### What to work on
Output the material exactly, but drop every image it holds.

### Records for the task
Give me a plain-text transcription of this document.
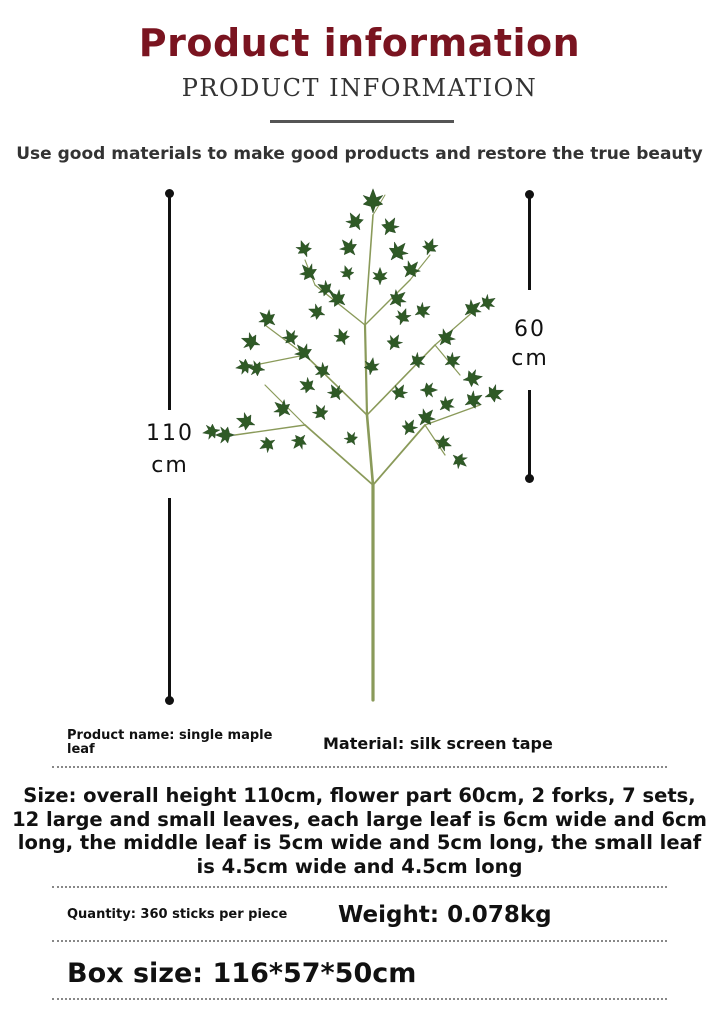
Product information
PRODUCT INFORMATION
Use good materials to make good products and restore the true beauty
110
cm
60
cm
Product name: single maple leaf	Material: silk screen tape
Size: overall height 110cm, flower part 60cm, 2 forks, 7 sets, 12 large and small leaves, each large leaf is 6cm wide and 6cm long, the middle leaf is 5cm wide and 5cm long, the small leaf is 4.5cm wide and 4.5cm long
Quantity: 360 sticks per piece Weight: 0.078kg
Box size: 116*57*50cm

### Final result
Give me a plain-text transcription of this document.
Product information
PRODUCT INFORMATION
Use good materials to make good products and restore the true beauty
110
cm
60
cm
Product name: single maple leaf	Material: silk screen tape
Size: overall height 110cm, flower part 60cm, 2 forks, 7 sets, 12 large and small leaves, each large leaf is 6cm wide and 6cm long, the middle leaf is 5cm wide and 5cm long, the small leaf is 4.5cm wide and 4.5cm long
Quantity: 360 sticks per piece Weight: 0.078kg
Box size: 116*57*50cm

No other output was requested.